Aim of the exercise
Rewrite the listing from its first line through the line containing "runway-label: 25RA — [604, 800, 641, 816]", changing every "Headwind" to "Crosswind" and leaving everything else the same.

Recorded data
····················
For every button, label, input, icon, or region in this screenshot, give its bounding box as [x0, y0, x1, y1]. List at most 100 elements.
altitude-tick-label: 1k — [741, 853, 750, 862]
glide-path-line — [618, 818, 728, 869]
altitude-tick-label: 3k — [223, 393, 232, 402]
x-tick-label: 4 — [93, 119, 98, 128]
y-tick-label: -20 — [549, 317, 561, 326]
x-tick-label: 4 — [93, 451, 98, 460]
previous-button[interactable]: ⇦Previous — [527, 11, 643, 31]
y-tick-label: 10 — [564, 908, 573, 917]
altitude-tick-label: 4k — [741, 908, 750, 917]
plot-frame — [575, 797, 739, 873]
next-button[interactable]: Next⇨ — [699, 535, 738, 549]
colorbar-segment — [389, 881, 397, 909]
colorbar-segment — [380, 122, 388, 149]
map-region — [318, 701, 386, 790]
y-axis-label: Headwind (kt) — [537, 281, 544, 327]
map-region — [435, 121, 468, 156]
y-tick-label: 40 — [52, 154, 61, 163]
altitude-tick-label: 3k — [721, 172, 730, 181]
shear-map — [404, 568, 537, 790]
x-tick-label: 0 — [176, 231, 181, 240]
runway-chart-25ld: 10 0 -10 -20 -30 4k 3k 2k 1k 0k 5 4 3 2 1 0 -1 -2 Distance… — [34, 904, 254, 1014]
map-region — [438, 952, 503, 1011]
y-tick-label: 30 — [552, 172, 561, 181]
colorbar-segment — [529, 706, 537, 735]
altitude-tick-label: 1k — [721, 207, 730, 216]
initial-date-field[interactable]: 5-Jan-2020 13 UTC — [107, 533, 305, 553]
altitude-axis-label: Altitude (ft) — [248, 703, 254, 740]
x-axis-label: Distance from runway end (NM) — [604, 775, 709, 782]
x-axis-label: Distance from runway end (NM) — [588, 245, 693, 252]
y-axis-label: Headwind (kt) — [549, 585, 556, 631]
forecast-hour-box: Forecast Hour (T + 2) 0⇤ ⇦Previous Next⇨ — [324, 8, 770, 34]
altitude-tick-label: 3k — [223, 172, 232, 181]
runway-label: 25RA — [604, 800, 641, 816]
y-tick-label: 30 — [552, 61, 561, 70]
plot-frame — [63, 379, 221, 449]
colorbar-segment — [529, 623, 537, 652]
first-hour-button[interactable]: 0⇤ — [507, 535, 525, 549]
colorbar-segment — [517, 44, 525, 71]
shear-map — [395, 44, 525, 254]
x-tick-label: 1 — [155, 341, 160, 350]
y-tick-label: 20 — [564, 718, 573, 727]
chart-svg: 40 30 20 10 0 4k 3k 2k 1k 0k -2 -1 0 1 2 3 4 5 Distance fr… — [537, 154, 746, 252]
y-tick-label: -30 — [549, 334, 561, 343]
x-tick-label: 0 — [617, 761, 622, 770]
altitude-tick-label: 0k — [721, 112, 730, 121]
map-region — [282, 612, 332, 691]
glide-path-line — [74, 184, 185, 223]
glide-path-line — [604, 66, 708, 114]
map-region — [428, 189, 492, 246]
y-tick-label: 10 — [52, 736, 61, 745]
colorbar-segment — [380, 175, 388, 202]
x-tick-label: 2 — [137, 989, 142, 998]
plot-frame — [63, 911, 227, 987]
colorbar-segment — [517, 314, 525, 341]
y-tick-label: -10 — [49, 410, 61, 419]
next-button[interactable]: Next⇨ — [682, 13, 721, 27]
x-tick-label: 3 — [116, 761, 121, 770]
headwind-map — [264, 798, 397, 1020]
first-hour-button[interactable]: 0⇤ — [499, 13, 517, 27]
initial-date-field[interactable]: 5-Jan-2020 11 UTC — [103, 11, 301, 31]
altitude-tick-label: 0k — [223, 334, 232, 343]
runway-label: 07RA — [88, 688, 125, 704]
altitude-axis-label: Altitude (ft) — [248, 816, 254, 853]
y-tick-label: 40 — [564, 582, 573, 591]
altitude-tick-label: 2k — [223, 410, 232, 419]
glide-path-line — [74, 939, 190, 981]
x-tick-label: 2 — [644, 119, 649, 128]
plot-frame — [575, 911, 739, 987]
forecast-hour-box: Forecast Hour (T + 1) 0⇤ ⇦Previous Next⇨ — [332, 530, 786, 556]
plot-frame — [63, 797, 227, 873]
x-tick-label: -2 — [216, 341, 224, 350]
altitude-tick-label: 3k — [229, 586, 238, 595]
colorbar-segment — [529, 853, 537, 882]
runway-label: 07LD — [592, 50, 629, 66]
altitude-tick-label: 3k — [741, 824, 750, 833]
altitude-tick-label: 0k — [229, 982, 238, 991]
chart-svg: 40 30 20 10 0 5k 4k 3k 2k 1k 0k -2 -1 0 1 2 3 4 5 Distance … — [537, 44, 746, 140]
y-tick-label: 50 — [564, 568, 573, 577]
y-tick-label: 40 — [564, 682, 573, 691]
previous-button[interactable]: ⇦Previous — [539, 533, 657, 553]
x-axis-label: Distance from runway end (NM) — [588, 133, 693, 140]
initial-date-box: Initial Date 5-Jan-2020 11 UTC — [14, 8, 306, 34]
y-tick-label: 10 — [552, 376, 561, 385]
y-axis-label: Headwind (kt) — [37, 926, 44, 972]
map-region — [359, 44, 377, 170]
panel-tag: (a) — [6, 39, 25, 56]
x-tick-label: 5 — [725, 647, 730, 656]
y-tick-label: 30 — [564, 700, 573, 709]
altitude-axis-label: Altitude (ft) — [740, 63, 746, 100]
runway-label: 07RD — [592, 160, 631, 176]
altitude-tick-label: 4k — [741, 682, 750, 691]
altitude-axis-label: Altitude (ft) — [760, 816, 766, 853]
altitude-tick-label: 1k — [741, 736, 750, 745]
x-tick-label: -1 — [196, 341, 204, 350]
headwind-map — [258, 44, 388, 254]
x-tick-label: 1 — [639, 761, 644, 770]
····················
Result for this task
For every button, label, input, icon, or region in this screenshot, give its bounding box as [x0, y0, x1, y1]. List at most 100 elements.
altitude-tick-label: 1k — [741, 853, 750, 862]
glide-path-line — [618, 818, 728, 869]
altitude-tick-label: 3k — [223, 393, 232, 402]
x-tick-label: 4 — [93, 119, 98, 128]
y-tick-label: -20 — [549, 317, 561, 326]
x-tick-label: 4 — [93, 451, 98, 460]
previous-button[interactable]: ⇦Previous — [527, 11, 643, 31]
y-tick-label: 10 — [564, 908, 573, 917]
altitude-tick-label: 4k — [741, 908, 750, 917]
plot-frame — [575, 797, 739, 873]
next-button[interactable]: Next⇨ — [699, 535, 738, 549]
colorbar-segment — [389, 881, 397, 909]
colorbar-segment — [380, 122, 388, 149]
map-region — [318, 701, 386, 790]
y-axis-label: Crosswind (kt) — [537, 281, 544, 327]
map-region — [435, 121, 468, 156]
y-tick-label: 40 — [52, 154, 61, 163]
altitude-tick-label: 3k — [721, 172, 730, 181]
shear-map — [404, 568, 537, 790]
x-tick-label: 0 — [176, 231, 181, 240]
runway-chart-25ld: 10 0 -10 -20 -30 4k 3k 2k 1k 0k 5 4 3 2 1 0 -1 -2 Distance… — [34, 904, 254, 1014]
map-region — [438, 952, 503, 1011]
y-tick-label: 30 — [552, 172, 561, 181]
colorbar-segment — [529, 706, 537, 735]
altitude-tick-label: 1k — [721, 207, 730, 216]
initial-date-field[interactable]: 5-Jan-2020 13 UTC — [107, 533, 305, 553]
altitude-axis-label: Altitude (ft) — [248, 703, 254, 740]
x-axis-label: Distance from runway end (NM) — [604, 775, 709, 782]
x-axis-label: Distance from runway end (NM) — [588, 245, 693, 252]
y-axis-label: Crosswind (kt) — [549, 585, 556, 631]
forecast-hour-box: Forecast Hour (T + 2) 0⇤ ⇦Previous Next⇨ — [324, 8, 770, 34]
altitude-tick-label: 3k — [223, 172, 232, 181]
runway-label: 25RA — [604, 800, 641, 816]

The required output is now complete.